Dataset items:
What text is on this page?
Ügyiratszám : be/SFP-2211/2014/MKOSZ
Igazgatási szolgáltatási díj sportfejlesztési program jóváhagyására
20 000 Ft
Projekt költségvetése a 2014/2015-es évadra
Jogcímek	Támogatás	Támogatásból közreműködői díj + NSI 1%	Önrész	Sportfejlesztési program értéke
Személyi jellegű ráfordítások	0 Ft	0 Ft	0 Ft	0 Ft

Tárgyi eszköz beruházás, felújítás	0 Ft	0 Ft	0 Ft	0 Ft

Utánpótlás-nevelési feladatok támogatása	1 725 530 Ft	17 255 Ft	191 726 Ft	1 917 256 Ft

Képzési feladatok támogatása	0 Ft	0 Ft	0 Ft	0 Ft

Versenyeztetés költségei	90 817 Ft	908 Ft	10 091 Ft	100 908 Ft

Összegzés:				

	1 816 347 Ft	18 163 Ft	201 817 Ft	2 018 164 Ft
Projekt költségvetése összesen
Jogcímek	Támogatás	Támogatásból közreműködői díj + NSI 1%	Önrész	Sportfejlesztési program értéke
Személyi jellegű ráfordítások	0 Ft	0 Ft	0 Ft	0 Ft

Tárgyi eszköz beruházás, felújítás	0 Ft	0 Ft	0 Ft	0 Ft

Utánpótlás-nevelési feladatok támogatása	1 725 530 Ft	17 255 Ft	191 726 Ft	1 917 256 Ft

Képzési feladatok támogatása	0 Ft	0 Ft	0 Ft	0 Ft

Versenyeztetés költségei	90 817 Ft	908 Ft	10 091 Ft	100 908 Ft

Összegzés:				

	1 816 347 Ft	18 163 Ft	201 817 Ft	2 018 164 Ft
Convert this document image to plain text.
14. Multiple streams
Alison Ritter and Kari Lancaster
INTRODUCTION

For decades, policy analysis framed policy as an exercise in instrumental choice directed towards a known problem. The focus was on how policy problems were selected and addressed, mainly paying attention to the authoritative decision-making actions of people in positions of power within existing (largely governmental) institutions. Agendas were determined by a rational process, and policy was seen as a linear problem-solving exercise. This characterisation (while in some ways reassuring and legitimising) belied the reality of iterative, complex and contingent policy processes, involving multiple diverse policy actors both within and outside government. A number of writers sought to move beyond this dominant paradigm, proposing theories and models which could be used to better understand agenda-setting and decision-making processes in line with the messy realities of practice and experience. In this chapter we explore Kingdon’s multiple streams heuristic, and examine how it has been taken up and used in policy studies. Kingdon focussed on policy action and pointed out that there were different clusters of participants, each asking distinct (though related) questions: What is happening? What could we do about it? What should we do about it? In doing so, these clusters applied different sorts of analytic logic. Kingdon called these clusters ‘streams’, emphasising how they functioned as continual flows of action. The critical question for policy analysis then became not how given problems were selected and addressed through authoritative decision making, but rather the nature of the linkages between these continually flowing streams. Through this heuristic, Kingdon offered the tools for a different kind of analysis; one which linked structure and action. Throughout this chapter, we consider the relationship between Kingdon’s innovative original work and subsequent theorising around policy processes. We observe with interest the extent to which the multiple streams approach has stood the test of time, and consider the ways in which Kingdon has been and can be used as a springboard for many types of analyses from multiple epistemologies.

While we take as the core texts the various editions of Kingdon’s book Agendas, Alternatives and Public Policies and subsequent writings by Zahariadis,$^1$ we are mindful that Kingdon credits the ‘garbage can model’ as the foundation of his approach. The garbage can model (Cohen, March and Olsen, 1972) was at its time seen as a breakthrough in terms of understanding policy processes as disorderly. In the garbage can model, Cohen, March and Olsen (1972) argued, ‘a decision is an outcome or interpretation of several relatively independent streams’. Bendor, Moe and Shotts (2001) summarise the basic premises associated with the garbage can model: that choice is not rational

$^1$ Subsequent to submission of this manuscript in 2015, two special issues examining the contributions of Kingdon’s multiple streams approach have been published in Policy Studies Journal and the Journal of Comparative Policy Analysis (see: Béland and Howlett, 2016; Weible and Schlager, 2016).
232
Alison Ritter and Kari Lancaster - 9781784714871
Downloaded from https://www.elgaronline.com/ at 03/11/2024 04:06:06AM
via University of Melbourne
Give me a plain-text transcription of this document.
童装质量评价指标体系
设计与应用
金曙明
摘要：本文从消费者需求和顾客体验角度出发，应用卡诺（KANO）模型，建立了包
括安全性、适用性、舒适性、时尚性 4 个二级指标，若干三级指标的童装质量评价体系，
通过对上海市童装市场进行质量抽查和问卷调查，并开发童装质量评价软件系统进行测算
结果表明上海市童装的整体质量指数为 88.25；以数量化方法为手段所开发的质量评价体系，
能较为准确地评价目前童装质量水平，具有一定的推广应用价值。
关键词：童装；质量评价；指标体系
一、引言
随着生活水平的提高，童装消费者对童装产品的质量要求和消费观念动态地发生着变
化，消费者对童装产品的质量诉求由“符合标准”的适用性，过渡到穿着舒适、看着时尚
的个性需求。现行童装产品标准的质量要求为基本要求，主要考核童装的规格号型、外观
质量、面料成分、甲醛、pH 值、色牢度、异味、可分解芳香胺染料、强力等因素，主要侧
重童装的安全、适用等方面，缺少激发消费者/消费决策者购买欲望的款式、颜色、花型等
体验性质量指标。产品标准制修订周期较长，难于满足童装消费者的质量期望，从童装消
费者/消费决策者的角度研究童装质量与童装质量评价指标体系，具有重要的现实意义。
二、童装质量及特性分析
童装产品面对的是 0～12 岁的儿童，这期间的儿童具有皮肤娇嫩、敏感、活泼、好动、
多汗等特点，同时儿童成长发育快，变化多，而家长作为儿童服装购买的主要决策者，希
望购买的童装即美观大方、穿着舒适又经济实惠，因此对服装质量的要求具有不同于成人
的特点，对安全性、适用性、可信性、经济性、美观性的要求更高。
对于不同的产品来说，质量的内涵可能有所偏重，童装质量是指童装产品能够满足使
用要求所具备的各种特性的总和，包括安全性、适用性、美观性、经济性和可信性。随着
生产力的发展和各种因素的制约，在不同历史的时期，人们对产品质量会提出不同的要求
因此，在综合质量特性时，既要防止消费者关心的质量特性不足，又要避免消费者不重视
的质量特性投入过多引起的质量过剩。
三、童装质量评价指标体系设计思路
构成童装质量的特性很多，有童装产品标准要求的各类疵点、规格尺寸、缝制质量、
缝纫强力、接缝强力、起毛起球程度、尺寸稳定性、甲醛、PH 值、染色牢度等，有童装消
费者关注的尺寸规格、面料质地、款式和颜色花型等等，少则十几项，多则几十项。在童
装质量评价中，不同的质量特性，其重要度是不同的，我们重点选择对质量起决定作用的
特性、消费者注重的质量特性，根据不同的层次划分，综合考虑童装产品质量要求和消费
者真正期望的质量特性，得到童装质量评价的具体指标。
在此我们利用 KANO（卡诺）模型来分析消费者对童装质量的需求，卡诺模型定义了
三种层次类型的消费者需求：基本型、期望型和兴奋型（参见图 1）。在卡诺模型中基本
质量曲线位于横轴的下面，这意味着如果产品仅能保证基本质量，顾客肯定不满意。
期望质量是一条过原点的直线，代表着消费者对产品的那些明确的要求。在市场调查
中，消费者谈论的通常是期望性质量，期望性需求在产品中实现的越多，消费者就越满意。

Instructions for the task: Scan the listing above and copy all lines containing the word "Projekt".

Complete answer:
Projekt költségvetése a 2014/2015-es évadra
Projekt költségvetése összesen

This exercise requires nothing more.